#### What you are asked to do:
Count lines holding the word "Wohn". Only the number is wanted.

• • • • •

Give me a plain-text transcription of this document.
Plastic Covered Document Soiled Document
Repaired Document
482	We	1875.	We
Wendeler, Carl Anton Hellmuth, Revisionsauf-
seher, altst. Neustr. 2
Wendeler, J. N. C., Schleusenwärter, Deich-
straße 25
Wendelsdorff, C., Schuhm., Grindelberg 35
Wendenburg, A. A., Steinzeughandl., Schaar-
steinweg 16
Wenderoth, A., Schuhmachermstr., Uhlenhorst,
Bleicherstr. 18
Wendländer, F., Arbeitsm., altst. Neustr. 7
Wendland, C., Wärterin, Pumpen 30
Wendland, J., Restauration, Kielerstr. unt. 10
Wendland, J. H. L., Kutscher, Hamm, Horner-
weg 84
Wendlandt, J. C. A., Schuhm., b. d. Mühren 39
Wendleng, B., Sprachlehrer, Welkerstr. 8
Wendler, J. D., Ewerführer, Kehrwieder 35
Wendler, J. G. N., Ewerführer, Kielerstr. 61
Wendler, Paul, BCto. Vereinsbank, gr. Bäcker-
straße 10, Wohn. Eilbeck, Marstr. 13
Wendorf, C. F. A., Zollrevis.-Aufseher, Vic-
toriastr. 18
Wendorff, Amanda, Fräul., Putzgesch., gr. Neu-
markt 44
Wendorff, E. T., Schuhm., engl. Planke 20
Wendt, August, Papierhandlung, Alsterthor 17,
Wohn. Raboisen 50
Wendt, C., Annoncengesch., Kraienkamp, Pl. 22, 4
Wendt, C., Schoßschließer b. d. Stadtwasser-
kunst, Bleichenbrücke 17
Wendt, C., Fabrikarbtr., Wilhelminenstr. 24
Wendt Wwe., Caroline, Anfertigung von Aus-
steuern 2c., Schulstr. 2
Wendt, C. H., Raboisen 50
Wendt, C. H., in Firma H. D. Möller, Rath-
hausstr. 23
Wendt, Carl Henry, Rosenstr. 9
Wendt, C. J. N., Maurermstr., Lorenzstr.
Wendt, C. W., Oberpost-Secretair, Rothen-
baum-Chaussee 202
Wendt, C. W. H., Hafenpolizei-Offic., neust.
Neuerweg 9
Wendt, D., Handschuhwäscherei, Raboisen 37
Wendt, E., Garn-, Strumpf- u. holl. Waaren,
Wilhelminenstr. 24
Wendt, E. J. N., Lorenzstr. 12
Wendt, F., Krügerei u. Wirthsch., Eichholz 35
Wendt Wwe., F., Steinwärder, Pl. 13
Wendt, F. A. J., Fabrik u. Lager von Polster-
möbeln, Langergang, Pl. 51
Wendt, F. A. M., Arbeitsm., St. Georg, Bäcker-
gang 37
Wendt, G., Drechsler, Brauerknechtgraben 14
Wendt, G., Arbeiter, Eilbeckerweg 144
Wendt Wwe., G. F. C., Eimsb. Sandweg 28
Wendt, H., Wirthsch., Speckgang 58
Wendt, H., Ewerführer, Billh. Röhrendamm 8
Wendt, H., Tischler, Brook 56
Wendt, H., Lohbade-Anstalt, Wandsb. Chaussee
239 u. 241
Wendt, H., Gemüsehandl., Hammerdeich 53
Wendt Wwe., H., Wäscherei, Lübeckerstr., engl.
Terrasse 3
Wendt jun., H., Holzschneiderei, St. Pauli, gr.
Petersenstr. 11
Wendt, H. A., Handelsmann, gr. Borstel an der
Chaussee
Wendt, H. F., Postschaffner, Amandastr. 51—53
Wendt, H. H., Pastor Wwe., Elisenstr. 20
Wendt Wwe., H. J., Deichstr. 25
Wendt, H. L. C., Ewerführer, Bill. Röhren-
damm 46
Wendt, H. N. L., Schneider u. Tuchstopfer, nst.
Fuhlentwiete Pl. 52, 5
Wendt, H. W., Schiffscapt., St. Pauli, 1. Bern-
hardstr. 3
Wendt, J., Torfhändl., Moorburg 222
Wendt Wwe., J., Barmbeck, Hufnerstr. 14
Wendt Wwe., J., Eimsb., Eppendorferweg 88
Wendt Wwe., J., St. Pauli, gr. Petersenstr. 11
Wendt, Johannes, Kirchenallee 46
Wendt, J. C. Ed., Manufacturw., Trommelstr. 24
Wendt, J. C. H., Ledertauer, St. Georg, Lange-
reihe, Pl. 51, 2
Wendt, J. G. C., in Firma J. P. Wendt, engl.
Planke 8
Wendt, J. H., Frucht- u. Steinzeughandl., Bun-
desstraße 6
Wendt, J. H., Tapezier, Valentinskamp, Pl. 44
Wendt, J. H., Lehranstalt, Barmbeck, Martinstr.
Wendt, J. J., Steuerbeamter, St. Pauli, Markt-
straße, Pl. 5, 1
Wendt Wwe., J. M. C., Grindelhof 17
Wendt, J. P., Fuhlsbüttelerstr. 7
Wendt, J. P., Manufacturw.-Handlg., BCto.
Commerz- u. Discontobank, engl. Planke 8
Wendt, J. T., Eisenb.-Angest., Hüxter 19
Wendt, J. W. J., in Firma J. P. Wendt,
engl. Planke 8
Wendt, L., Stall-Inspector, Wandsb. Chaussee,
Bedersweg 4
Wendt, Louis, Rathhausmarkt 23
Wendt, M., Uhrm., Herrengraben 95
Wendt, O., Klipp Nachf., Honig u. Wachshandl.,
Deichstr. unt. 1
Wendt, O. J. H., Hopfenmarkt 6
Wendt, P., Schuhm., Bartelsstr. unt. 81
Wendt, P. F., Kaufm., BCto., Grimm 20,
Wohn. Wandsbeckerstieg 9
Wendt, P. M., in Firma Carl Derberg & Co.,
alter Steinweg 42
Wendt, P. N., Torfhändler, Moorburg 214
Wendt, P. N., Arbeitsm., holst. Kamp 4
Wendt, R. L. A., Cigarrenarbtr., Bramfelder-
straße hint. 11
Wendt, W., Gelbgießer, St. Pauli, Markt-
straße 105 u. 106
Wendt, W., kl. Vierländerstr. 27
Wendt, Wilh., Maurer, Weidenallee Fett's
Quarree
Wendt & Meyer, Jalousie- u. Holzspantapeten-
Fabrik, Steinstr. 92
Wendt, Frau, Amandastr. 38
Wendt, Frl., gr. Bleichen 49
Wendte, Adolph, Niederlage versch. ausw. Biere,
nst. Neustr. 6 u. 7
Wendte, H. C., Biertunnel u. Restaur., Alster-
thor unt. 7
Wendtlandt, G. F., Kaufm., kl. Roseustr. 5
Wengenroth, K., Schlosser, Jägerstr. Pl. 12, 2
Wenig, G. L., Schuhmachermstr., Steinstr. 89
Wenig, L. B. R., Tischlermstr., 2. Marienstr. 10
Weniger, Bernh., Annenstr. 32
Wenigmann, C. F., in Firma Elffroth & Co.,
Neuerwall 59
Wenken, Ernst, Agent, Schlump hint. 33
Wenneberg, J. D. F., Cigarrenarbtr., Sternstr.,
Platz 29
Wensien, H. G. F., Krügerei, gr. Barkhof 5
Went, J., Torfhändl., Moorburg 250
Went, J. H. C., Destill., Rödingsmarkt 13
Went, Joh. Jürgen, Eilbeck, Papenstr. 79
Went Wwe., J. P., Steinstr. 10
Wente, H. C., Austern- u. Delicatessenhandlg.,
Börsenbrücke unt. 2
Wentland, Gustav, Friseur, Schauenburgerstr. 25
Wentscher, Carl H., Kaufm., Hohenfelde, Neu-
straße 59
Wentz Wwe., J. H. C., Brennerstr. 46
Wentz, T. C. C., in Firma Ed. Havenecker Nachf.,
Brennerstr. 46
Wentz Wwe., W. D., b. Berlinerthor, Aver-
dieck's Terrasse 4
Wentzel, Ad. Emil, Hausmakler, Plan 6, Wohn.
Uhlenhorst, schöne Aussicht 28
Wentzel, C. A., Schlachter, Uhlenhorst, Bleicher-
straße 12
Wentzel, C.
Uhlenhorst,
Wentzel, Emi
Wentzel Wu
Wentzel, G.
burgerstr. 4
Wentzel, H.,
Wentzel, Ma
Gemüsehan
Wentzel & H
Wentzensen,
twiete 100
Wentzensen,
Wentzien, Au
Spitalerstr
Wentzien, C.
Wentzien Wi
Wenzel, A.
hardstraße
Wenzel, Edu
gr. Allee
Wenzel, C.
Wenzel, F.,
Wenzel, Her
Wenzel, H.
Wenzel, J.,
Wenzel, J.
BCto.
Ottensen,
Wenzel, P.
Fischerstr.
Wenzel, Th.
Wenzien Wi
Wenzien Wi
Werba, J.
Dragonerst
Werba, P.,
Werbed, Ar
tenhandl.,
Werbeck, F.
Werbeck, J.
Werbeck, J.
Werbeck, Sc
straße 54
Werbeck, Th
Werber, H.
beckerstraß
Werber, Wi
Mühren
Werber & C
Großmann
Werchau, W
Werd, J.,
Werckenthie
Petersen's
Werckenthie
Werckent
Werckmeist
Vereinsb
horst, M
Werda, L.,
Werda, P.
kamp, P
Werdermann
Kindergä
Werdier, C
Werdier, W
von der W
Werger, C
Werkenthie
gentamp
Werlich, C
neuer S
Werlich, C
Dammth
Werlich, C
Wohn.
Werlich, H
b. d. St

• • • • •

#### Response to the exercise:
5